Locate every line below that contains the word "Lucanus" and copy it.

╭─ GIVEN INFORMATION

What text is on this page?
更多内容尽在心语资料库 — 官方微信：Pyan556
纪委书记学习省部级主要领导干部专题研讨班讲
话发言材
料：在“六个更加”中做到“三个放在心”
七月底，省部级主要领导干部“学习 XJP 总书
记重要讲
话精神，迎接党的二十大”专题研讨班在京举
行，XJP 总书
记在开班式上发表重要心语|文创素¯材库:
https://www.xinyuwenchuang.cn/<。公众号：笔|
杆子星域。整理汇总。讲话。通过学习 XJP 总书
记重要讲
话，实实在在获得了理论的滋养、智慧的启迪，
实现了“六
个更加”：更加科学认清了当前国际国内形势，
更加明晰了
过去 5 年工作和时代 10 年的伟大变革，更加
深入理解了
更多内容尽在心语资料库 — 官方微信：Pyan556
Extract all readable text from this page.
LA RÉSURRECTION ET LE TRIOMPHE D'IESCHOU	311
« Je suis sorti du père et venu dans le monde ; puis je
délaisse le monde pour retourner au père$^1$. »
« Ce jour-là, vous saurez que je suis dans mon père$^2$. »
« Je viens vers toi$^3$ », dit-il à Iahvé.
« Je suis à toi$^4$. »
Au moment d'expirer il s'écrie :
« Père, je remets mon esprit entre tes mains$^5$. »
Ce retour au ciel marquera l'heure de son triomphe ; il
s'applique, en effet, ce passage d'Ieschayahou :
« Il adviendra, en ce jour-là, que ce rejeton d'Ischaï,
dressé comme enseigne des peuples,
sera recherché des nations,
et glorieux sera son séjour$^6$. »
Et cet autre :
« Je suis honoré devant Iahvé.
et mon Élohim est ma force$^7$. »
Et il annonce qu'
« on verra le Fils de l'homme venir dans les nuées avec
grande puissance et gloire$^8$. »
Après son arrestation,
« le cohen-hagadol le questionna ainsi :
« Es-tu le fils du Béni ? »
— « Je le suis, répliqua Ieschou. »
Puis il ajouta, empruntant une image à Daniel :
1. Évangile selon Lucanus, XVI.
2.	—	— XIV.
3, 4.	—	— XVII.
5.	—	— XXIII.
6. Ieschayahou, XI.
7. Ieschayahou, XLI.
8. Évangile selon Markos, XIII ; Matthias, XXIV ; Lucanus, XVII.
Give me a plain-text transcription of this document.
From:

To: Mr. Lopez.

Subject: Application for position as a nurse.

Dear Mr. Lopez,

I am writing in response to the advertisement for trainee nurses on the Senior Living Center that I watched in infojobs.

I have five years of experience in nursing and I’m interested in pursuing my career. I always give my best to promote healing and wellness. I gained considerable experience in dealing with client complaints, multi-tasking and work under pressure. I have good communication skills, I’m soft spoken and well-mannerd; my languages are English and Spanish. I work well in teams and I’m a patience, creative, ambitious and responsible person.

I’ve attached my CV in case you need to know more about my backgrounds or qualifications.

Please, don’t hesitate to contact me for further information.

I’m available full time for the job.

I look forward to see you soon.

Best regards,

╰─

◆ ANSWER IN FULL:
1. Évangile selon Lucanus, XVI.
8. Évangile selon Markos, XIII ; Matthias, XXIV ; Lucanus, XVII.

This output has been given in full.